> **Material for this task**:

###

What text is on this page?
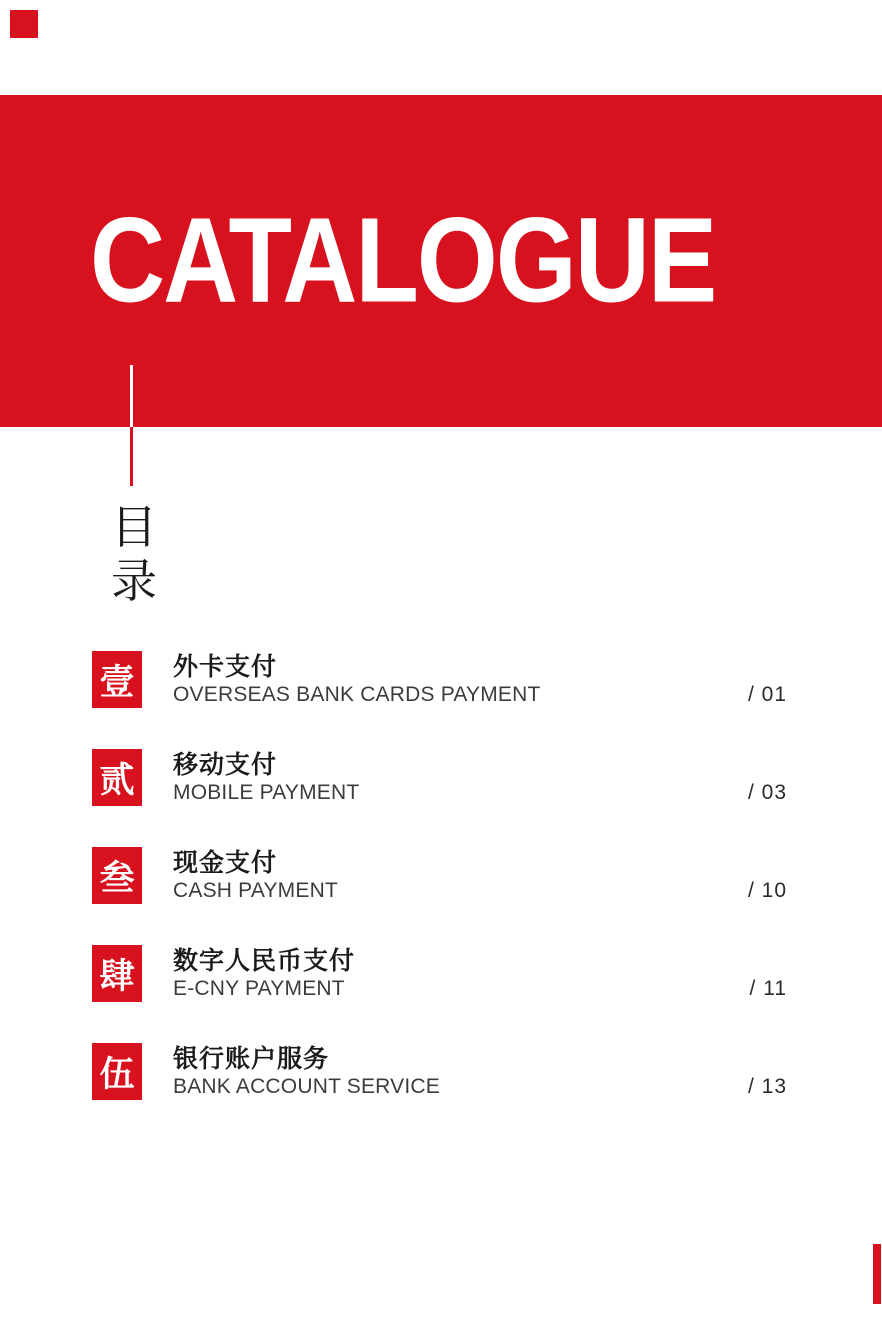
CATALOGUE
目
录
壹 外卡支付
OVERSEAS BANK CARDS PAYMENT	/ 01
贰 移动支付
MOBILE PAYMENT	/ 03
叁 现金支付
CASH PAYMENT	/ 10
肆 数字人民币支付
E-CNY PAYMENT	/ 11
伍 银行账户服务
BANK ACCOUNT SERVICE	/ 13
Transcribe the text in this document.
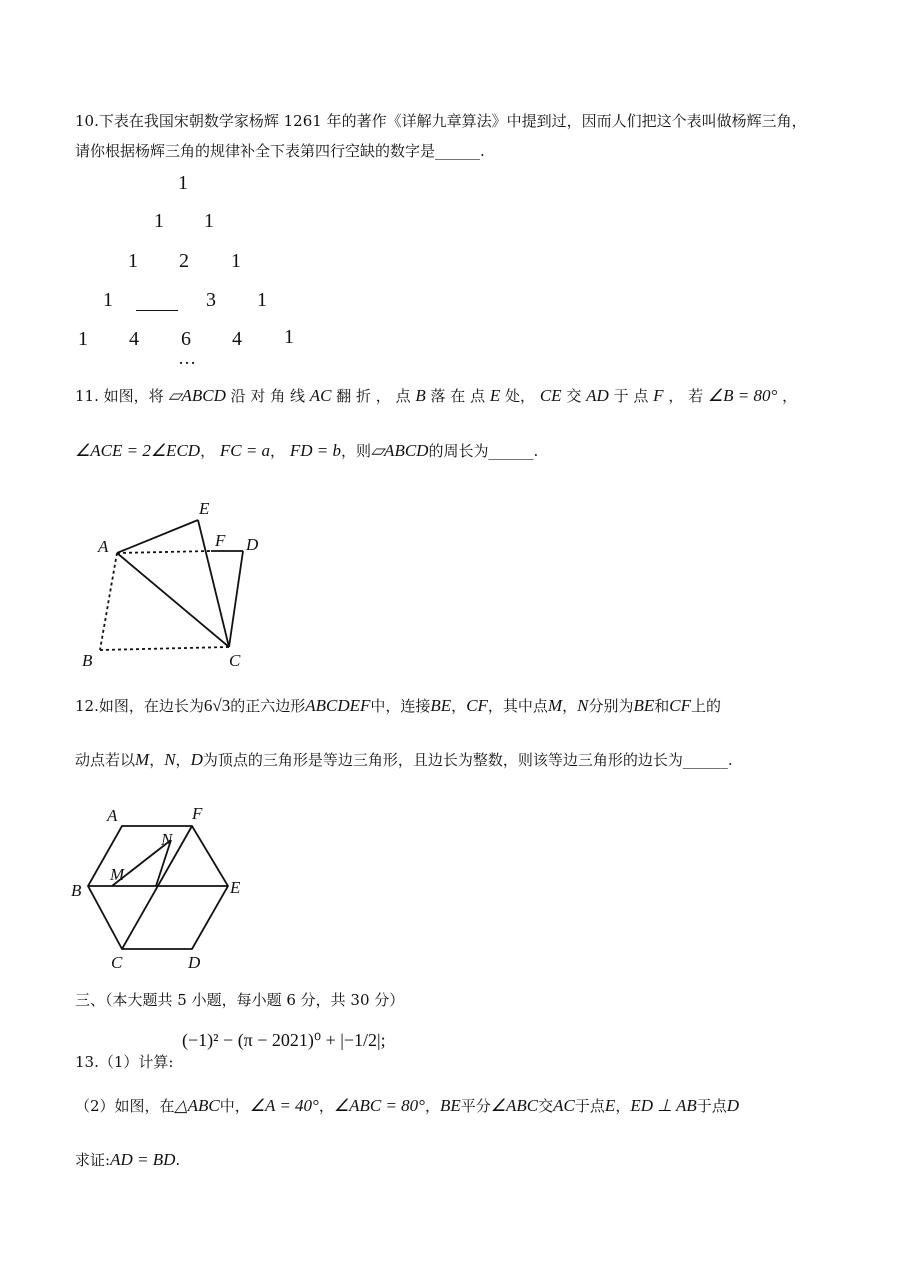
10.下表在我国宋朝数学家杨辉 1261 年的著作《详解九章算法》中提到过，因而人们把这个表叫做杨辉三角，
请你根据杨辉三角的规律补全下表第四行空缺的数字是______.
1
1 1
1 2 1
1	3 1
1 4 6 4 1
…
11. 如图，将 ▱ABCD 沿 对 角 线 AC 翻 折 ， 点 B 落 在 点 E 处， CE 交 AD 于 点 F ， 若 ∠B = 80° ，
∠ACE = 2∠ECD， FC = a， FD = b，则▱ABCD的周长为______.
A
E
F D
B	C
12.如图，在边长为6√3的正六边形ABCDEF中，连接BE，CF，其中点M，N分别为BE和CF上的
动点若以M，N，D为顶点的三角形是等边三角形，且边长为整数，则该等边三角形的边长为______.
A	F
N
M
B	E
C	D
三、（本大题共 5 小题，每小题 6 分，共 30 分）
13.（1）计算:
(−1)² − (π − 2021)⁰ + |−1/2|;
（2）如图，在△ABC中，∠A = 40°，∠ABC = 80°，BE平分∠ABC交AC于点E，ED ⊥ AB于点D
求证:AD = BD.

###

> **Directive**:
Omit the pictures and give the material again, exactly and in full.

> **Right answer**:
What text is on this page?
CATALOGUE
目
录
壹 外卡支付
OVERSEAS BANK CARDS PAYMENT	/ 01
贰 移动支付
MOBILE PAYMENT	/ 03
叁 现金支付
CASH PAYMENT	/ 10
肆 数字人民币支付
E-CNY PAYMENT	/ 11
伍 银行账户服务
BANK ACCOUNT SERVICE	/ 13
Transcribe the text in this document.
10.下表在我国宋朝数学家杨辉 1261 年的著作《详解九章算法》中提到过，因而人们把这个表叫做杨辉三角，
请你根据杨辉三角的规律补全下表第四行空缺的数字是______.
1
1 1
1 2 1
1	3 1
1 4 6 4 1
…
11. 如图，将 ▱ABCD 沿 对 角 线 AC 翻 折 ， 点 B 落 在 点 E 处， CE 交 AD 于 点 F ， 若 ∠B = 80° ，
∠ACE = 2∠ECD， FC = a， FD = b，则▱ABCD的周长为______.
A
E
F D
B	C
12.如图，在边长为6√3的正六边形ABCDEF中，连接BE，CF，其中点M，N分别为BE和CF上的
动点若以M，N，D为顶点的三角形是等边三角形，且边长为整数，则该等边三角形的边长为______.
A	F
N
M
B	E
C	D
三、（本大题共 5 小题，每小题 6 分，共 30 分）
13.（1）计算:
(−1)² − (π − 2021)⁰ + |−1/2|;
（2）如图，在△ABC中，∠A = 40°，∠ABC = 80°，BE平分∠ABC交AC于点E，ED ⊥ AB于点D
求证:AD = BD.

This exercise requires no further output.